### Directions
Quote every line of the material beneath this one.

::: Information provided :::

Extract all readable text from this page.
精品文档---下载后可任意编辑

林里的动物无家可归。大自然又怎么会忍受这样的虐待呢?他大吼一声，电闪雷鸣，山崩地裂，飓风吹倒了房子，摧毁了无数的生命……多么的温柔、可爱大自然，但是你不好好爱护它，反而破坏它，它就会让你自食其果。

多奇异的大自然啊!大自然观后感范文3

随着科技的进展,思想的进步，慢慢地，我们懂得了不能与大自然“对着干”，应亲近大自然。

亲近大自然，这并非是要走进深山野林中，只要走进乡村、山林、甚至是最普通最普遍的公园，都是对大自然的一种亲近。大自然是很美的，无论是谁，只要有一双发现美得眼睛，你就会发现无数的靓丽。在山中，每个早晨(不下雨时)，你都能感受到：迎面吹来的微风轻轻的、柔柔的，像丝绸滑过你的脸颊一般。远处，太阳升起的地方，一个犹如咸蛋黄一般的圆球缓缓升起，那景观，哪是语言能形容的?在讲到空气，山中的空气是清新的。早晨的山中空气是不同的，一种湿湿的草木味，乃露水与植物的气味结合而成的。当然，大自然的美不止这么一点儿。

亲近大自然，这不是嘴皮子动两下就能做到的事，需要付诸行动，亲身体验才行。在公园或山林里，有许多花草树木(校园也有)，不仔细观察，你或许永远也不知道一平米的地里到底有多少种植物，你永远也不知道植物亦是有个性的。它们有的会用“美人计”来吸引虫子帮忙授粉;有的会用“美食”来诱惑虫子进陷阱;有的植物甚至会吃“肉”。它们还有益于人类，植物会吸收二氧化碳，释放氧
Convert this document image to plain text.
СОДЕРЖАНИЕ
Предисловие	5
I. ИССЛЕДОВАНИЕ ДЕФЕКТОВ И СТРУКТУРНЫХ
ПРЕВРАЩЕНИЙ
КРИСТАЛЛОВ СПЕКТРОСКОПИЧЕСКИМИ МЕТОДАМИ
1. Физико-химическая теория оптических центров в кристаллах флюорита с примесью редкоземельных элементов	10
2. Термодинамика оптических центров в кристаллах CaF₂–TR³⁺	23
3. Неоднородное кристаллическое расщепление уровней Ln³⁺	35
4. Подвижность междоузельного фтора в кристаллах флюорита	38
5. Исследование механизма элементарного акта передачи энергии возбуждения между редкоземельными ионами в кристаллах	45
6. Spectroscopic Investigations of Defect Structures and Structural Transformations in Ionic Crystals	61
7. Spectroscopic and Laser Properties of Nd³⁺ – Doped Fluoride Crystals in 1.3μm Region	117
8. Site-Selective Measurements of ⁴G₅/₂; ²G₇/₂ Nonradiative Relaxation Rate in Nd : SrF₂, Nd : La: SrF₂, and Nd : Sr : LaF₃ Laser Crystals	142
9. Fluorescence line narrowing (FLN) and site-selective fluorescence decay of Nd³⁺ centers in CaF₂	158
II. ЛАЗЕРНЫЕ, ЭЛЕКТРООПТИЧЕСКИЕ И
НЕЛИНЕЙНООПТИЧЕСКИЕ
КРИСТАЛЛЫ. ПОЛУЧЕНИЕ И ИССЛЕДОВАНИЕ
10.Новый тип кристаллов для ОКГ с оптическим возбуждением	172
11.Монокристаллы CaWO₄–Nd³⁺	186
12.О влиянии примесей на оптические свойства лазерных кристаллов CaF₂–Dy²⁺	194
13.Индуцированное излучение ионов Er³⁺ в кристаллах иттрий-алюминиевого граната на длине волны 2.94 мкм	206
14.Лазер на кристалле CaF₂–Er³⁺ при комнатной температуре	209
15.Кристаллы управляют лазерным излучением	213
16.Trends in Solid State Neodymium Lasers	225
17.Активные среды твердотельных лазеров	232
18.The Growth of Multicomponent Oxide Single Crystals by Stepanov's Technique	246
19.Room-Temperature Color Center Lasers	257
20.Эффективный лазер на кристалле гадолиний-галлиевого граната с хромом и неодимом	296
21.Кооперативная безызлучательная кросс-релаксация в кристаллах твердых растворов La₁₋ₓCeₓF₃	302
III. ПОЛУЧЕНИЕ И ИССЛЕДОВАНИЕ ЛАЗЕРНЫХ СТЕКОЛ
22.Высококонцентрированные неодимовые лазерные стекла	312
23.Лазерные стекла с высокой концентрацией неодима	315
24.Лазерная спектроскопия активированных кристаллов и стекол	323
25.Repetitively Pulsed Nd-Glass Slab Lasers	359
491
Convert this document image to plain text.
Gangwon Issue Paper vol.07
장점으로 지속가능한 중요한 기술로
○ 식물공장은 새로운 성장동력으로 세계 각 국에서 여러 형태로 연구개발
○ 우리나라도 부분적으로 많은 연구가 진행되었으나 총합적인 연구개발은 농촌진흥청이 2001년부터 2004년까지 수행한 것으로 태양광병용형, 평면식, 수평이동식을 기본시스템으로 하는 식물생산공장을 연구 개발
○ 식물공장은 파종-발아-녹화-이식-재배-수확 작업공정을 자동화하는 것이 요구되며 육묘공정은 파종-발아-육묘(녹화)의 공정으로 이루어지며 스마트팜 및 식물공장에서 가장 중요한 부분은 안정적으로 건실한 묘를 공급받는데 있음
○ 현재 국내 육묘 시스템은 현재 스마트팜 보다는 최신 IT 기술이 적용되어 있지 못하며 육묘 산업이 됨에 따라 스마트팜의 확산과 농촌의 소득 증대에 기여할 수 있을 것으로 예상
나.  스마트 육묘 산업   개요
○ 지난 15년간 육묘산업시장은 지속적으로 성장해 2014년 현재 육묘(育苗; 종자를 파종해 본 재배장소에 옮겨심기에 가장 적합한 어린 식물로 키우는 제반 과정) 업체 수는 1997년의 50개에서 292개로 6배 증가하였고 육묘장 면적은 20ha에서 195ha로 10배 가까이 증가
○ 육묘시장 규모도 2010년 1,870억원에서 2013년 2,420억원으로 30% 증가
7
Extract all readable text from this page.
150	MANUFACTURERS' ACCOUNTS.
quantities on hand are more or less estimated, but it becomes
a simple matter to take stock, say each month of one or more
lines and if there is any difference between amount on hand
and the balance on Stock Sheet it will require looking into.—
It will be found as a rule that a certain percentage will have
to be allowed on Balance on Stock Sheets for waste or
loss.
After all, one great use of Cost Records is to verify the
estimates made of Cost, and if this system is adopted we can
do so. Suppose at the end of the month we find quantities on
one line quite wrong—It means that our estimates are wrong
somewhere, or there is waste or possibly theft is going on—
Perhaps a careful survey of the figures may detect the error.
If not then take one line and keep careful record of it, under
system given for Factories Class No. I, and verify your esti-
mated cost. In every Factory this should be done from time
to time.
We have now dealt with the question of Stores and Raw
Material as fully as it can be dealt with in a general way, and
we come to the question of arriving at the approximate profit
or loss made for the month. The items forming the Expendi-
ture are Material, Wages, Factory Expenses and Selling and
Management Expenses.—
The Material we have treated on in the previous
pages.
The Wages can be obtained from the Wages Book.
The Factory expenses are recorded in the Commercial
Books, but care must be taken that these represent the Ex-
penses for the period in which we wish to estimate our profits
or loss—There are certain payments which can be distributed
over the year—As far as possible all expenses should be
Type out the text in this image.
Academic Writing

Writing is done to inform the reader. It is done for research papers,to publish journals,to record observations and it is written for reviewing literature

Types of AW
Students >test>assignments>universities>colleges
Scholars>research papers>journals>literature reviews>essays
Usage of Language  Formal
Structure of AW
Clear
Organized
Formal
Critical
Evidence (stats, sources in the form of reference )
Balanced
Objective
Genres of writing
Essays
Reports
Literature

:::

### Complete answer
Extract all readable text from this page.
精品文档---下载后可任意编辑

林里的动物无家可归。大自然又怎么会忍受这样的虐待呢?他大吼一声，电闪雷鸣，山崩地裂，飓风吹倒了房子，摧毁了无数的生命……多么的温柔、可爱大自然，但是你不好好爱护它，反而破坏它，它就会让你自食其果。

多奇异的大自然啊!大自然观后感范文3

随着科技的进展,思想的进步，慢慢地，我们懂得了不能与大自然“对着干”，应亲近大自然。

亲近大自然，这并非是要走进深山野林中，只要走进乡村、山林、甚至是最普通最普遍的公园，都是对大自然的一种亲近。大自然是很美的，无论是谁，只要有一双发现美得眼睛，你就会发现无数的靓丽。在山中，每个早晨(不下雨时)，你都能感受到：迎面吹来的微风轻轻的、柔柔的，像丝绸滑过你的脸颊一般。远处，太阳升起的地方，一个犹如咸蛋黄一般的圆球缓缓升起，那景观，哪是语言能形容的?在讲到空气，山中的空气是清新的。早晨的山中空气是不同的，一种湿湿的草木味，乃露水与植物的气味结合而成的。当然，大自然的美不止这么一点儿。

亲近大自然，这不是嘴皮子动两下就能做到的事，需要付诸行动，亲身体验才行。在公园或山林里，有许多花草树木(校园也有)，不仔细观察，你或许永远也不知道一平米的地里到底有多少种植物，你永远也不知道植物亦是有个性的。它们有的会用“美人计”来吸引虫子帮忙授粉;有的会用“美食”来诱惑虫子进陷阱;有的植物甚至会吃“肉”。它们还有益于人类，植物会吸收二氧化碳，释放氧
Convert this document image to plain text.
СОДЕРЖАНИЕ
Предисловие	5
I. ИССЛЕДОВАНИЕ ДЕФЕКТОВ И СТРУКТУРНЫХ
ПРЕВРАЩЕНИЙ
КРИСТАЛЛОВ СПЕКТРОСКОПИЧЕСКИМИ МЕТОДАМИ
1. Физико-химическая теория оптических центров в кристаллах флюорита с примесью редкоземельных элементов	10
2. Термодинамика оптических центров в кристаллах CaF₂–TR³⁺	23
3. Неоднородное кристаллическое расщепление уровней Ln³⁺	35
4. Подвижность междоузельного фтора в кристаллах флюорита	38
5. Исследование механизма элементарного акта передачи энергии возбуждения между редкоземельными ионами в кристаллах	45
6. Spectroscopic Investigations of Defect Structures and Structural Transformations in Ionic Crystals	61
7. Spectroscopic and Laser Properties of Nd³⁺ – Doped Fluoride Crystals in 1.3μm Region	117
8. Site-Selective Measurements of ⁴G₅/₂; ²G₇/₂ Nonradiative Relaxation Rate in Nd : SrF₂, Nd : La: SrF₂, and Nd : Sr : LaF₃ Laser Crystals	142
9. Fluorescence line narrowing (FLN) and site-selective fluorescence decay of Nd³⁺ centers in CaF₂	158
II. ЛАЗЕРНЫЕ, ЭЛЕКТРООПТИЧЕСКИЕ И
НЕЛИНЕЙНООПТИЧЕСКИЕ
КРИСТАЛЛЫ. ПОЛУЧЕНИЕ И ИССЛЕДОВАНИЕ
10.Новый тип кристаллов для ОКГ с оптическим возбуждением	172
11.Монокристаллы CaWO₄–Nd³⁺	186
12.О влиянии примесей на оптические свойства лазерных кристаллов CaF₂–Dy²⁺	194
13.Индуцированное излучение ионов Er³⁺ в кристаллах иттрий-алюминиевого граната на длине волны 2.94 мкм	206
14.Лазер на кристалле CaF₂–Er³⁺ при комнатной температуре	209
15.Кристаллы управляют лазерным излучением	213
16.Trends in Solid State Neodymium Lasers	225
17.Активные среды твердотельных лазеров	232
18.The Growth of Multicomponent Oxide Single Crystals by Stepanov's Technique	246
19.Room-Temperature Color Center Lasers	257
20.Эффективный лазер на кристалле гадолиний-галлиевого граната с хромом и неодимом	296
21.Кооперативная безызлучательная кросс-релаксация в кристаллах твердых растворов La₁₋ₓCeₓF₃	302
III. ПОЛУЧЕНИЕ И ИССЛЕДОВАНИЕ ЛАЗЕРНЫХ СТЕКОЛ
22.Высококонцентрированные неодимовые лазерные стекла	312
23.Лазерные стекла с высокой концентрацией неодима	315
24.Лазерная спектроскопия активированных кристаллов и стекол	323
25.Repetitively Pulsed Nd-Glass Slab Lasers	359
491
Convert this document image to plain text.
Gangwon Issue Paper vol.07
장점으로 지속가능한 중요한 기술로
○ 식물공장은 새로운 성장동력으로 세계 각 국에서 여러 형태로 연구개발
○ 우리나라도 부분적으로 많은 연구가 진행되었으나 총합적인 연구개발은 농촌진흥청이 2001년부터 2004년까지 수행한 것으로 태양광병용형, 평면식, 수평이동식을 기본시스템으로 하는 식물생산공장을 연구 개발
○ 식물공장은 파종-발아-녹화-이식-재배-수확 작업공정을 자동화하는 것이 요구되며 육묘공정은 파종-발아-육묘(녹화)의 공정으로 이루어지며 스마트팜 및 식물공장에서 가장 중요한 부분은 안정적으로 건실한 묘를 공급받는데 있음
○ 현재 국내 육묘 시스템은 현재 스마트팜 보다는 최신 IT 기술이 적용되어 있지 못하며 육묘 산업이 됨에 따라 스마트팜의 확산과 농촌의 소득 증대에 기여할 수 있을 것으로 예상
나.  스마트 육묘 산업   개요
○ 지난 15년간 육묘산업시장은 지속적으로 성장해 2014년 현재 육묘(育苗; 종자를 파종해 본 재배장소에 옮겨심기에 가장 적합한 어린 식물로 키우는 제반 과정) 업체 수는 1997년의 50개에서 292개로 6배 증가하였고 육묘장 면적은 20ha에서 195ha로 10배 가까이 증가
○ 육묘시장 규모도 2010년 1,870억원에서 2013년 2,420억원으로 30% 증가
7
Extract all readable text from this page.
150	MANUFACTURERS' ACCOUNTS.
quantities on hand are more or less estimated, but it becomes
a simple matter to take stock, say each month of one or more
lines and if there is any difference between amount on hand
and the balance on Stock Sheet it will require looking into.—
It will be found as a rule that a certain percentage will have
to be allowed on Balance on Stock Sheets for waste or
loss.
After all, one great use of Cost Records is to verify the
estimates made of Cost, and if this system is adopted we can
do so. Suppose at the end of the month we find quantities on
one line quite wrong—It means that our estimates are wrong
somewhere, or there is waste or possibly theft is going on—
Perhaps a careful survey of the figures may detect the error.
If not then take one line and keep careful record of it, under
system given for Factories Class No. I, and verify your esti-
mated cost. In every Factory this should be done from time
to time.
We have now dealt with the question of Stores and Raw
Material as fully as it can be dealt with in a general way, and
we come to the question of arriving at the approximate profit
or loss made for the month. The items forming the Expendi-
ture are Material, Wages, Factory Expenses and Selling and
Management Expenses.—
The Material we have treated on in the previous
pages.
The Wages can be obtained from the Wages Book.
The Factory expenses are recorded in the Commercial
Books, but care must be taken that these represent the Ex-
penses for the period in which we wish to estimate our profits
or loss—There are certain payments which can be distributed
over the year—As far as possible all expenses should be
Type out the text in this image.
Academic Writing

Writing is done to inform the reader. It is done for research papers,to publish journals,to record observations and it is written for reviewing literature

Types of AW
Students >test>assignments>universities>colleges
Scholars>research papers>journals>literature reviews>essays
Usage of Language  Formal
Structure of AW
Clear
Organized
Formal
Critical
Evidence (stats, sources in the form of reference )
Balanced
Objective
Genres of writing
Essays
Reports
Literature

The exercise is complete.